:: Records
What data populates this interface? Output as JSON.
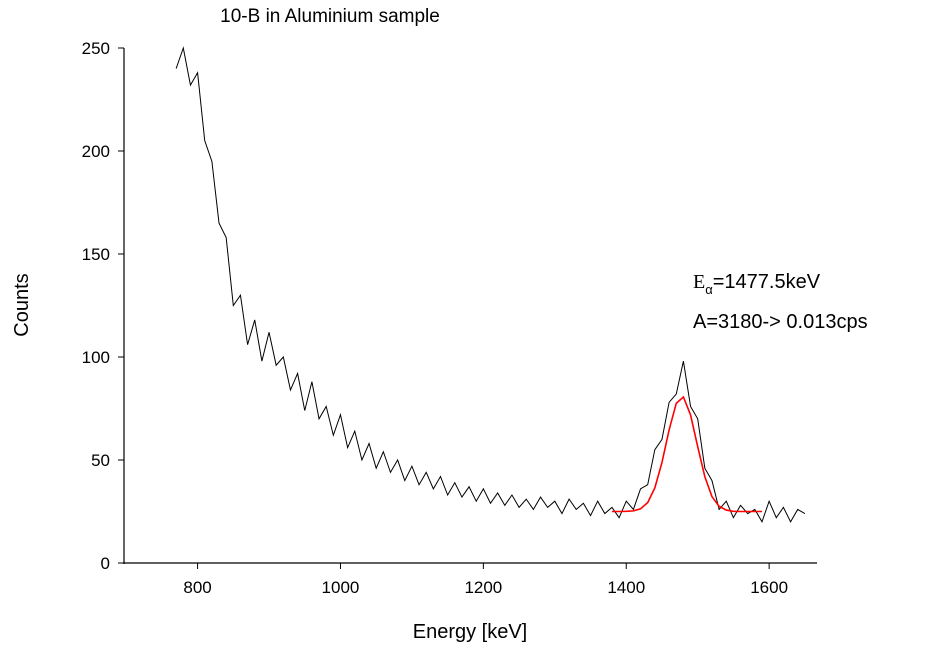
{
  "chart_data": {
    "type": "line",
    "title": "10-B in Aluminium sample",
    "x_label": "Energy [keV]",
    "y_label": "Counts",
    "annotations": [
      {
        "main": "E",
        "sub": "α",
        "rest": "=1477.5keV"
      },
      {
        "text": "A=3180-> 0.013cps"
      }
    ],
    "xlim": [
      697,
      1667
    ],
    "ylim": [
      0,
      250
    ],
    "xticks": [
      800,
      1000,
      1200,
      1400,
      1600
    ],
    "yticks": [
      0,
      50,
      100,
      150,
      200,
      250
    ],
    "series": [
      {
        "color": "#000000",
        "x": [
          770,
          780,
          790,
          800,
          810,
          820,
          830,
          840,
          850,
          860,
          870,
          880,
          890,
          900,
          910,
          920,
          930,
          940,
          950,
          960,
          970,
          980,
          990,
          1000,
          1010,
          1020,
          1030,
          1040,
          1050,
          1060,
          1070,
          1080,
          1090,
          1100,
          1110,
          1120,
          1130,
          1140,
          1150,
          1160,
          1170,
          1180,
          1190,
          1200,
          1210,
          1220,
          1230,
          1240,
          1250,
          1260,
          1270,
          1280,
          1290,
          1300,
          1310,
          1320,
          1330,
          1340,
          1350,
          1360,
          1370,
          1380,
          1390,
          1400,
          1410,
          1420,
          1430,
          1440,
          1450,
          1460,
          1470,
          1480,
          1490,
          1500,
          1510,
          1520,
          1530,
          1540,
          1550,
          1560,
          1570,
          1580,
          1590,
          1600,
          1610,
          1620,
          1630,
          1640,
          1650
        ],
        "values": [
          240,
          250,
          232,
          238,
          205,
          195,
          165,
          158,
          125,
          130,
          106,
          118,
          98,
          112,
          96,
          100,
          84,
          92,
          74,
          88,
          70,
          76,
          62,
          72,
          56,
          64,
          50,
          58,
          46,
          54,
          44,
          50,
          40,
          47,
          38,
          44,
          36,
          42,
          33,
          39,
          32,
          37,
          30,
          36,
          29,
          34,
          28,
          33,
          27,
          31,
          26,
          32,
          27,
          30,
          24,
          31,
          26,
          29,
          23,
          30,
          24,
          27,
          22,
          30,
          26,
          36,
          38,
          55,
          60,
          78,
          82,
          98,
          76,
          70,
          46,
          40,
          26,
          30,
          22,
          28,
          24,
          26,
          20,
          30,
          22,
          27,
          20,
          26,
          24
        ]
      },
      {
        "color": "#ff0000",
        "x": [
          1380,
          1390,
          1400,
          1410,
          1420,
          1430,
          1440,
          1450,
          1460,
          1470,
          1480,
          1490,
          1500,
          1510,
          1520,
          1530,
          1540,
          1550,
          1560,
          1570,
          1580,
          1590
        ],
        "values": [
          25,
          25,
          25.1,
          25.3,
          26.3,
          29.3,
          36.4,
          48.8,
          64.6,
          77.5,
          80.6,
          71.9,
          56.5,
          41.9,
          32.2,
          27.5,
          25.7,
          25.1,
          25,
          25,
          25,
          25
        ]
      }
    ]
  }
}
::::
Stated task: Pictures excluded, quote all the data above exactly.

Written solution:
What data populates this interface? Output as JSON.
{
  "chart_data": {
    "type": "line",
    "title": "10-B in Aluminium sample",
    "x_label": "Energy [keV]",
    "y_label": "Counts",
    "annotations": [
      {
        "main": "E",
        "sub": "α",
        "rest": "=1477.5keV"
      },
      {
        "text": "A=3180-> 0.013cps"
      }
    ],
    "xlim": [
      697,
      1667
    ],
    "ylim": [
      0,
      250
    ],
    "xticks": [
      800,
      1000,
      1200,
      1400,
      1600
    ],
    "yticks": [
      0,
      50,
      100,
      150,
      200,
      250
    ],
    "series": [
      {
        "color": "#000000",
        "x": [
          770,
          780,
          790,
          800,
          810,
          820,
          830,
          840,
          850,
          860,
          870,
          880,
          890,
          900,
          910,
          920,
          930,
          940,
          950,
          960,
          970,
          980,
          990,
          1000,
          1010,
          1020,
          1030,
          1040,
          1050,
          1060,
          1070,
          1080,
          1090,
          1100,
          1110,
          1120,
          1130,
          1140,
          1150,
          1160,
          1170,
          1180,
          1190,
          1200,
          1210,
          1220,
          1230,
          1240,
          1250,
          1260,
          1270,
          1280,
          1290,
          1300,
          1310,
          1320,
          1330,
          1340,
          1350,
          1360,
          1370,
          1380,
          1390,
          1400,
          1410,
          1420,
          1430,
          1440,
          1450,
          1460,
          1470,
          1480,
          1490,
          1500,
          1510,
          1520,
          1530,
          1540,
          1550,
          1560,
          1570,
          1580,
          1590,
          1600,
          1610,
          1620,
          1630,
          1640,
          1650
        ],
        "values": [
          240,
          250,
          232,
          238,
          205,
          195,
          165,
          158,
          125,
          130,
          106,
          118,
          98,
          112,
          96,
          100,
          84,
          92,
          74,
          88,
          70,
          76,
          62,
          72,
          56,
          64,
          50,
          58,
          46,
          54,
          44,
          50,
          40,
          47,
          38,
          44,
          36,
          42,
          33,
          39,
          32,
          37,
          30,
          36,
          29,
          34,
          28,
          33,
          27,
          31,
          26,
          32,
          27,
          30,
          24,
          31,
          26,
          29,
          23,
          30,
          24,
          27,
          22,
          30,
          26,
          36,
          38,
          55,
          60,
          78,
          82,
          98,
          76,
          70,
          46,
          40,
          26,
          30,
          22,
          28,
          24,
          26,
          20,
          30,
          22,
          27,
          20,
          26,
          24
        ]
      },
      {
        "color": "#ff0000",
        "x": [
          1380,
          1390,
          1400,
          1410,
          1420,
          1430,
          1440,
          1450,
          1460,
          1470,
          1480,
          1490,
          1500,
          1510,
          1520,
          1530,
          1540,
          1550,
          1560,
          1570,
          1580,
          1590
        ],
        "values": [
          25,
          25,
          25.1,
          25.3,
          26.3,
          29.3,
          36.4,
          48.8,
          64.6,
          77.5,
          80.6,
          71.9,
          56.5,
          41.9,
          32.2,
          27.5,
          25.7,
          25.1,
          25,
          25,
          25,
          25
        ]
      }
    ]
  }
}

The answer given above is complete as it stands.